This implements costing of vector construction and decomposition
to a custom (possibly vector) element type to be used for vectorizer
costing of the corresponding operations when dealing with
VMAT_STRIDED_SLP loads and stores.
Bootstrapped and tested on x86_64-unknown-linux-gnu.
I hope this is reasonable to follow. OK?
Thanks,
Richard.
* config/i386/i386.cc (ix86_vector_cd_cost): New function,
enhanced and split out from ...
(ix86_default_vector_cost): ... here.
---
gcc/config/i386/i386.cc | 49 ++++++++++++++++++++++-------------------
1 file changed, 26 insertions(+), 23 deletions(-)
diff --git a/gcc/config/i386/i386.cc b/gcc/config/i386/i386.cc
index 3f22f029f5e..7b85fc8c472 100644
--- a/gcc/config/i386/i386.cc
+++ b/gcc/config/i386/i386.cc
@@ -25589,6 +25589,31 @@ asm_preferred_eh_data_format (int code, int global)

▸ **MATERIAL PROVIDED**:
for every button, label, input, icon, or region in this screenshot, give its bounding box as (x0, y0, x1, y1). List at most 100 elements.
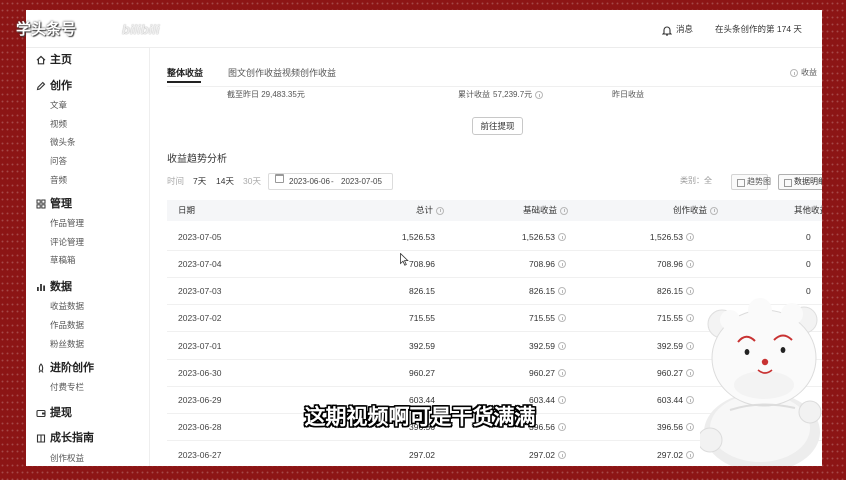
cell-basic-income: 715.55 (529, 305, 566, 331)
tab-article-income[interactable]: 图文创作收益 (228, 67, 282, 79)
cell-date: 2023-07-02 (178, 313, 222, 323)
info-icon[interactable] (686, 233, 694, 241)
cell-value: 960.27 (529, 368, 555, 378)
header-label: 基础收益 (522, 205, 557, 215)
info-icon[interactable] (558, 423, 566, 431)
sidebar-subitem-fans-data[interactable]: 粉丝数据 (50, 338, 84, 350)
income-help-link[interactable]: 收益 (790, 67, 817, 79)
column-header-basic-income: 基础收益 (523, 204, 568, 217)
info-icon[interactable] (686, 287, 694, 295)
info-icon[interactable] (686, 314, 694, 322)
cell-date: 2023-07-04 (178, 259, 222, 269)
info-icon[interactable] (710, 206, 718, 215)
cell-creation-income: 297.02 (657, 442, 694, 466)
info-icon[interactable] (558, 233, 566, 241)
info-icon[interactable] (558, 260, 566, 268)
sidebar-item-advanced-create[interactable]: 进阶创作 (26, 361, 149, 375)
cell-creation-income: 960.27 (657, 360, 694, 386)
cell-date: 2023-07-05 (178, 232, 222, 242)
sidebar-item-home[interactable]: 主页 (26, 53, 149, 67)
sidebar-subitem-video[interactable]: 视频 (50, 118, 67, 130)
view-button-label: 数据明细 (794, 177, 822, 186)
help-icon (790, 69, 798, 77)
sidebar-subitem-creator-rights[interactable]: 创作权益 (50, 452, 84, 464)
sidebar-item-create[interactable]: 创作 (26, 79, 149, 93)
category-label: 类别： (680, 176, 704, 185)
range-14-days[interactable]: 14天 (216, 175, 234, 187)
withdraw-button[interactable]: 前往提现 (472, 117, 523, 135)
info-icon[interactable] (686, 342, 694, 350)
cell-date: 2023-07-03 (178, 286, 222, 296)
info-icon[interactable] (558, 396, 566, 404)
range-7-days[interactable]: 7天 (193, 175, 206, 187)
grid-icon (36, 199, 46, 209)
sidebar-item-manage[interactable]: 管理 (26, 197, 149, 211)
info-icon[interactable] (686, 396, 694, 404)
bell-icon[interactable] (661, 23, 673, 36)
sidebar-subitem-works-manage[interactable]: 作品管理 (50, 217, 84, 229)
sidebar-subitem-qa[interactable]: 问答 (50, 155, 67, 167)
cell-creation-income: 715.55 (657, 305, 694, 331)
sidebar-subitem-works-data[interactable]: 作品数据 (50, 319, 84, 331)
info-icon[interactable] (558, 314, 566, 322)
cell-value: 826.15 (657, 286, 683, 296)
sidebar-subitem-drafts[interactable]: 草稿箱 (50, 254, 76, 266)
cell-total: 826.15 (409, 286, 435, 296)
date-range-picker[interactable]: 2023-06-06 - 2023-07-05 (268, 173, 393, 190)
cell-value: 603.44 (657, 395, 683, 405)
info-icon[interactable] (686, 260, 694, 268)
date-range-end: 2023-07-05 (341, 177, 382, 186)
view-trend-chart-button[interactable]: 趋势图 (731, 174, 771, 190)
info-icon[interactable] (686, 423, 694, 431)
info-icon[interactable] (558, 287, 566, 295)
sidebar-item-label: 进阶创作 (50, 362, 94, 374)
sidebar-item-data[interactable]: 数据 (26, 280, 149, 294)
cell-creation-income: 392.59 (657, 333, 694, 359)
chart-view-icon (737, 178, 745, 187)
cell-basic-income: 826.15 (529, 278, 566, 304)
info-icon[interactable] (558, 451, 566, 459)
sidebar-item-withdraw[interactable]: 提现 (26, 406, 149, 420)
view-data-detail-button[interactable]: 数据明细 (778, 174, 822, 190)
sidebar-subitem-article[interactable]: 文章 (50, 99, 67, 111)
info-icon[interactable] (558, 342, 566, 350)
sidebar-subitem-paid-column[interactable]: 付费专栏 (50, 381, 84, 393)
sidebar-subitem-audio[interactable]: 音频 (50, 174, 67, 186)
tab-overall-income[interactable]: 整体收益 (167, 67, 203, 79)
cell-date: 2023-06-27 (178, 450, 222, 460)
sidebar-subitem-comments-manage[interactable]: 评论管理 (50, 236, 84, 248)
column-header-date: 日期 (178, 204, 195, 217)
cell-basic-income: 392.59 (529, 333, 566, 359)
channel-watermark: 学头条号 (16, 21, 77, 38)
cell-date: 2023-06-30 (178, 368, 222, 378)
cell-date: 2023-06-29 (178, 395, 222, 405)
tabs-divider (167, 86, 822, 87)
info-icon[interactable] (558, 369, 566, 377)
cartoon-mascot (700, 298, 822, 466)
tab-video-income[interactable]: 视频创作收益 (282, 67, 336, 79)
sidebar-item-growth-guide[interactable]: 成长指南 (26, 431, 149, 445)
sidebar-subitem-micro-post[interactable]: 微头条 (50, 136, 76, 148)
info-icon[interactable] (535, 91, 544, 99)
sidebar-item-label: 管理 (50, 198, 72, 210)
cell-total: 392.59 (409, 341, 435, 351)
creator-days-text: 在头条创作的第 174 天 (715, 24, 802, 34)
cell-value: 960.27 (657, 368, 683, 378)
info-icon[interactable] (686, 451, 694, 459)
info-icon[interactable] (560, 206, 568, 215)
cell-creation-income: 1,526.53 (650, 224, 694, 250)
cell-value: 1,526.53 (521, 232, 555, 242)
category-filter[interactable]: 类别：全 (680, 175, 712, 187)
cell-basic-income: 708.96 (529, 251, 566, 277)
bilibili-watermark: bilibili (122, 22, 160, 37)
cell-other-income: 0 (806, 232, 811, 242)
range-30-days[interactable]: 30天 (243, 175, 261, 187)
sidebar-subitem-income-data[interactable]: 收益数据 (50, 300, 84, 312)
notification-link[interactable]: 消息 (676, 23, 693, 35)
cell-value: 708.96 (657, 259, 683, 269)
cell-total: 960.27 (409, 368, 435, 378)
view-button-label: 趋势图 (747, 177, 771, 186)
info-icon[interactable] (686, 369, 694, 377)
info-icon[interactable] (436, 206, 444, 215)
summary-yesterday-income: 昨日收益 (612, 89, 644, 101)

* * *

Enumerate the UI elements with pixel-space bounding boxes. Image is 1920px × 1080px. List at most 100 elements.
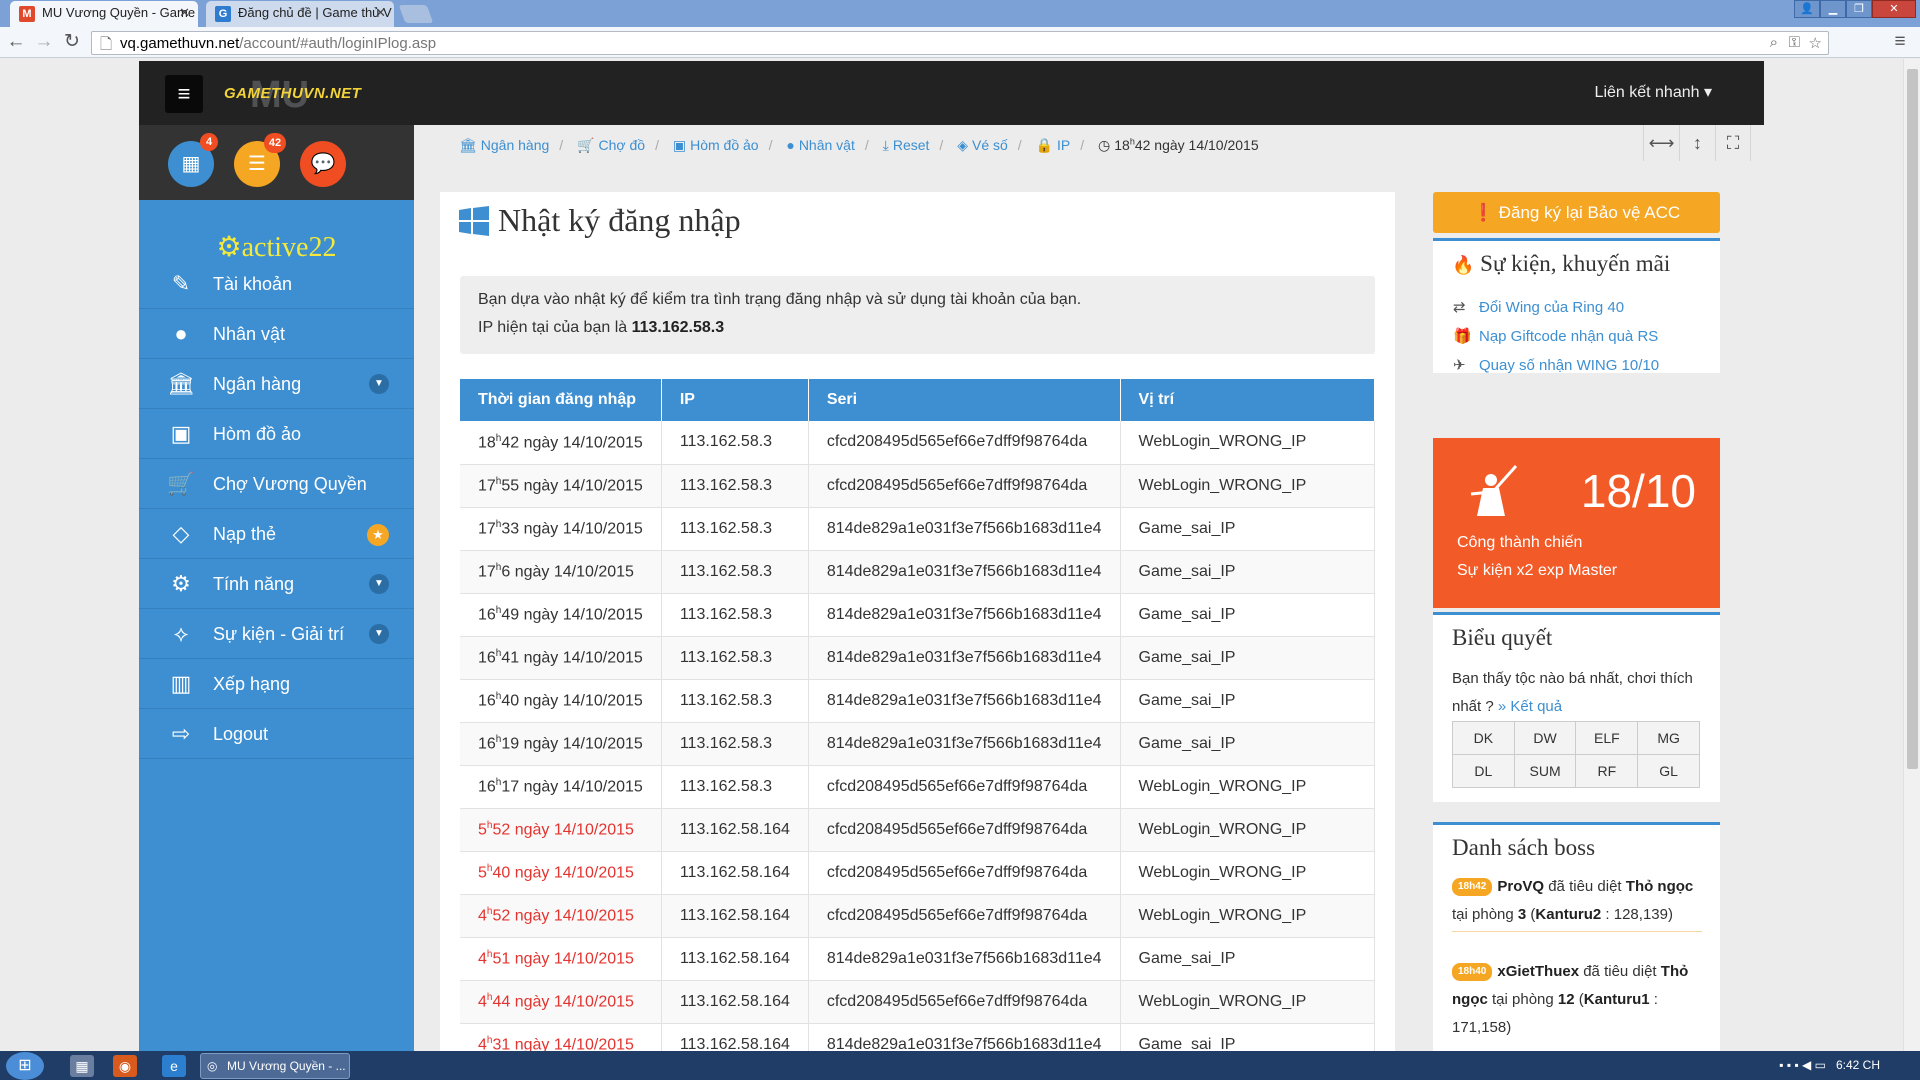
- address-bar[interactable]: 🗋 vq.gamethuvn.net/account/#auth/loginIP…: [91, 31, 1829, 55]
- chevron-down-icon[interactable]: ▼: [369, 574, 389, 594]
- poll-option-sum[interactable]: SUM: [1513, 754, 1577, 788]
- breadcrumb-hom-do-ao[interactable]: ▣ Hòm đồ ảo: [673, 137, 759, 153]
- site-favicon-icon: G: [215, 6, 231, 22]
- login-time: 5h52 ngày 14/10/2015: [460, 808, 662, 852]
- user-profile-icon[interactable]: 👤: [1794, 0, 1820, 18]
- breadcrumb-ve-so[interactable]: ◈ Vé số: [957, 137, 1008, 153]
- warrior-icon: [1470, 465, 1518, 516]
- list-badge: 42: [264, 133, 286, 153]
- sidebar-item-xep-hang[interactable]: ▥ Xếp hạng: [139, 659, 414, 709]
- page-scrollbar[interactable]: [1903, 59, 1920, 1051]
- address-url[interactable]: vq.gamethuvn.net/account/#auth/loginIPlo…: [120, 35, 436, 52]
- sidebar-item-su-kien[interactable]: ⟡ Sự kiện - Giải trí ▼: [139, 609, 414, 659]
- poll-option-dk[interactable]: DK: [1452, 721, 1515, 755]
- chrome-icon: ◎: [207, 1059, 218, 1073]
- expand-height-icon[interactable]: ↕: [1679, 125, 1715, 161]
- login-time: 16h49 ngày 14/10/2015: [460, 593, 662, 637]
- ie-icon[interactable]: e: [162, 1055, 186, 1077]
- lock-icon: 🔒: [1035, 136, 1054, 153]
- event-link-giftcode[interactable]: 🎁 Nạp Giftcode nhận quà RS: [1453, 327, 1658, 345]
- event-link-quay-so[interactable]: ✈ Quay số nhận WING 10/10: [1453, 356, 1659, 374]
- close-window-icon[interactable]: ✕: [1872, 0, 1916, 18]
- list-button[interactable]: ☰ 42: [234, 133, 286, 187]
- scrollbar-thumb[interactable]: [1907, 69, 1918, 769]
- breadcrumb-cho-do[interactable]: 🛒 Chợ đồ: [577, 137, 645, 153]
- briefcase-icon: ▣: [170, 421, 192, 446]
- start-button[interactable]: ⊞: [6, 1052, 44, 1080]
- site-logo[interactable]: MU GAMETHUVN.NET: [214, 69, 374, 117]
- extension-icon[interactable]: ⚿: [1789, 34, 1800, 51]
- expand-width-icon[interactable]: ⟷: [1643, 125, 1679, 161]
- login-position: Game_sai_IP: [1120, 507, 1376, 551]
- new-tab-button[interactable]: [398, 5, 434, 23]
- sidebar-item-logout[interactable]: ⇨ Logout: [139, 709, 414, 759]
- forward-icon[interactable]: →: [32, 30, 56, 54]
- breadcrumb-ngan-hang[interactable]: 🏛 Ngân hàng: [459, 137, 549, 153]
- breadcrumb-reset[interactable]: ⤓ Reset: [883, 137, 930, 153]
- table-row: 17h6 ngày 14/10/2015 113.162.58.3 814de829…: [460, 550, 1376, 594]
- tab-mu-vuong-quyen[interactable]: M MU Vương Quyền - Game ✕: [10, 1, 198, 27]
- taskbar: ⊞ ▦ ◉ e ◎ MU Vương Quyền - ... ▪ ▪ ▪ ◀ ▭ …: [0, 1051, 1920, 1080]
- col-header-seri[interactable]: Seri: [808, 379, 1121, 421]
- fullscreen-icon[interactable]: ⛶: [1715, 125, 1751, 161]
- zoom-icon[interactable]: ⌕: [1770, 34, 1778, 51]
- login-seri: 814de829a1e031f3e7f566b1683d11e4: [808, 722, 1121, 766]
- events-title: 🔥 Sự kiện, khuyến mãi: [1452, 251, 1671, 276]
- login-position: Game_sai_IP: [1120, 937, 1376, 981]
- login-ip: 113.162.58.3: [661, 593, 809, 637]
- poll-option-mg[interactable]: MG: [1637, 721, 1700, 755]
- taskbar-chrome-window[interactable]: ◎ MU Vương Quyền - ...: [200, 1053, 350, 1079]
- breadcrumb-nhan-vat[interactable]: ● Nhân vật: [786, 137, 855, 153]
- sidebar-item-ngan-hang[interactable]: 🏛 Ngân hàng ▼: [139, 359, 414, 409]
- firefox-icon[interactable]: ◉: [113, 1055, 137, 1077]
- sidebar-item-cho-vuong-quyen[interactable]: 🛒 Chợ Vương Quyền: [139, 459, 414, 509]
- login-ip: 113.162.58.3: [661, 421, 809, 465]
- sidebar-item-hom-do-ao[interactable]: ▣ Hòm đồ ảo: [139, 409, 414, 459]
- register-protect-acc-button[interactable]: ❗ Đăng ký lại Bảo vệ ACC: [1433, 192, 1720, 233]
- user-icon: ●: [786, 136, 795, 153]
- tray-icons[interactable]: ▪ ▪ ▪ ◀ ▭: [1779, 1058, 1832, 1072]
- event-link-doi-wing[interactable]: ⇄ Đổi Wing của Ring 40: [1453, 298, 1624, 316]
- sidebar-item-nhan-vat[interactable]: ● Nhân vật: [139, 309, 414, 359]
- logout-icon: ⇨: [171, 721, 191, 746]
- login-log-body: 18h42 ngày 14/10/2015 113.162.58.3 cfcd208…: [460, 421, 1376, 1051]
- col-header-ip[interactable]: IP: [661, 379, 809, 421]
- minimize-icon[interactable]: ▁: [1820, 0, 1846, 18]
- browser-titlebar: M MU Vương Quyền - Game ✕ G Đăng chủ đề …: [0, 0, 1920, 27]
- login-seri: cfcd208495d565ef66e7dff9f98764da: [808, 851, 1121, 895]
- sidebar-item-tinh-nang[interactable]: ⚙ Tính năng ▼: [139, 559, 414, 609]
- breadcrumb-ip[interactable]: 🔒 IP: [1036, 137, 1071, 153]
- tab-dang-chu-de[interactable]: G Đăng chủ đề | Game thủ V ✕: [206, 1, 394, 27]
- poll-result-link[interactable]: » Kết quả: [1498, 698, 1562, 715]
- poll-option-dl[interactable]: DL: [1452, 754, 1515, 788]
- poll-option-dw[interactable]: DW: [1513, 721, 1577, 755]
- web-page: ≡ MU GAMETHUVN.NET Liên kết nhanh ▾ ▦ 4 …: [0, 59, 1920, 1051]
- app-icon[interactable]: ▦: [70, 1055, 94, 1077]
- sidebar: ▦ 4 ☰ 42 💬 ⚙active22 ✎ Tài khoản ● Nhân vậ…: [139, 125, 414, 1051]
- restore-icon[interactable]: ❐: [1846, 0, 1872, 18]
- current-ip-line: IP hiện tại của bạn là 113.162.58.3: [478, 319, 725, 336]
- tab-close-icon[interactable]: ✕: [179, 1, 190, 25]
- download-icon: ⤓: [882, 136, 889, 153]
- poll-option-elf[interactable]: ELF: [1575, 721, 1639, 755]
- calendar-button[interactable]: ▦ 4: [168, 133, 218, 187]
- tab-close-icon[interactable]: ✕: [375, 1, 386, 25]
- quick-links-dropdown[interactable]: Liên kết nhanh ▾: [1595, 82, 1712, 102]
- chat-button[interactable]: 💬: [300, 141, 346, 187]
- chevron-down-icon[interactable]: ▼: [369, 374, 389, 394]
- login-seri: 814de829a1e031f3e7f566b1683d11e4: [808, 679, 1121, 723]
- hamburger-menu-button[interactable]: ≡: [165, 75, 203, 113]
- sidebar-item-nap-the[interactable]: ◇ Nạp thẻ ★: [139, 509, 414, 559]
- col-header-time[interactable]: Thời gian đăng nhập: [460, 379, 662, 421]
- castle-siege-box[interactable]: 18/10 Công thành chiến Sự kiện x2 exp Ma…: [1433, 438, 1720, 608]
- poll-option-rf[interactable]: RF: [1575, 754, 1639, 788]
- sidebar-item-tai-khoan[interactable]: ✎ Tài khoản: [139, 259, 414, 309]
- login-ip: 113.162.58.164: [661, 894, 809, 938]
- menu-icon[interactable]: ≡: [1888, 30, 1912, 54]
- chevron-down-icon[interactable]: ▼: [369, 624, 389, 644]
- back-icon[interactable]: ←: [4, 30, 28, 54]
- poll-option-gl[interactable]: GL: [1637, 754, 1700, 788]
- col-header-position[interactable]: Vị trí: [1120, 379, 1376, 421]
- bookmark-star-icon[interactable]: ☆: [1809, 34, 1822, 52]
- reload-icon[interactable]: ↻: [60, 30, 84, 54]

▸ **GIVEN INSTRUCTION**: In the patch message, what is the name of the new function added to config/i386/i386.cc? The listing has no connection to the patch message.

▸ **OUTPUT**: ix86_vector_cd_cost